Work to complete:
Copy all lines below exactly as written. Leave pictures out.

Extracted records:
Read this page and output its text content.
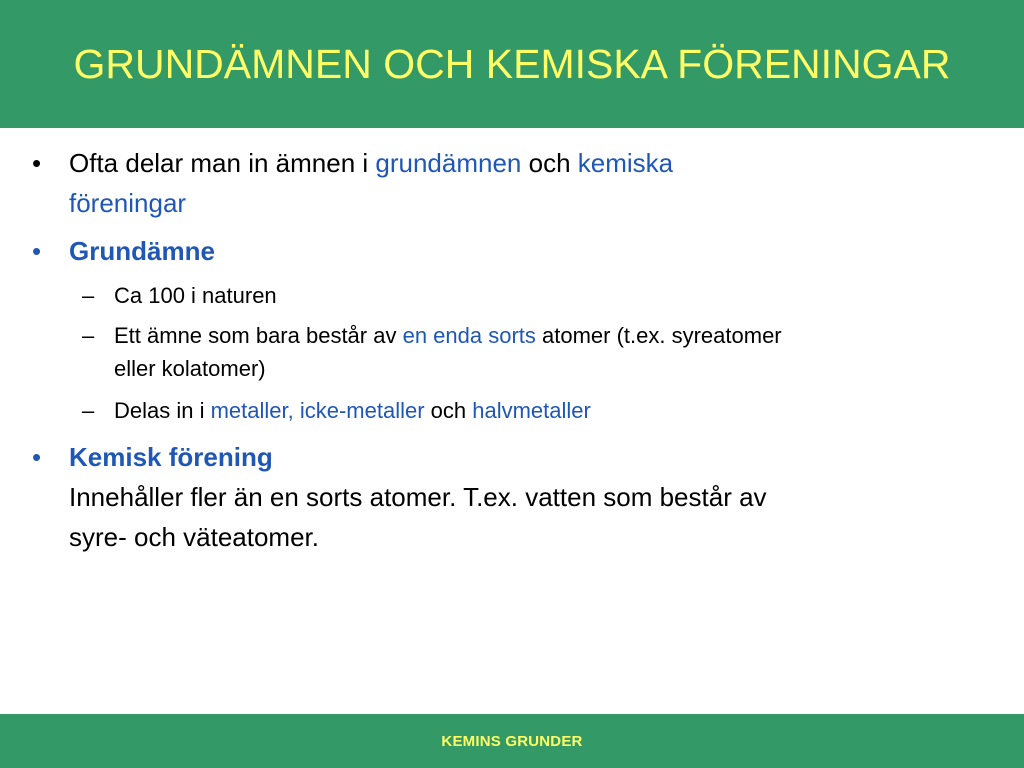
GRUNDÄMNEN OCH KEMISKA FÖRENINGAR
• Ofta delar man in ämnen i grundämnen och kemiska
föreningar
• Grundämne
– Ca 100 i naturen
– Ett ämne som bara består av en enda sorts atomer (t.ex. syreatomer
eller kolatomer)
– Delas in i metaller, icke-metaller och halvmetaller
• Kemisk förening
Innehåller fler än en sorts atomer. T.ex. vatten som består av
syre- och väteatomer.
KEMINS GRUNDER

Task answer:
Read this page and output its text content.
GRUNDÄMNEN OCH KEMISKA FÖRENINGAR
• Ofta delar man in ämnen i grundämnen och kemiska
föreningar
• Grundämne
– Ca 100 i naturen
– Ett ämne som bara består av en enda sorts atomer (t.ex. syreatomer
eller kolatomer)
– Delas in i metaller, icke-metaller och halvmetaller
• Kemisk förening
Innehåller fler än en sorts atomer. T.ex. vatten som består av
syre- och väteatomer.
KEMINS GRUNDER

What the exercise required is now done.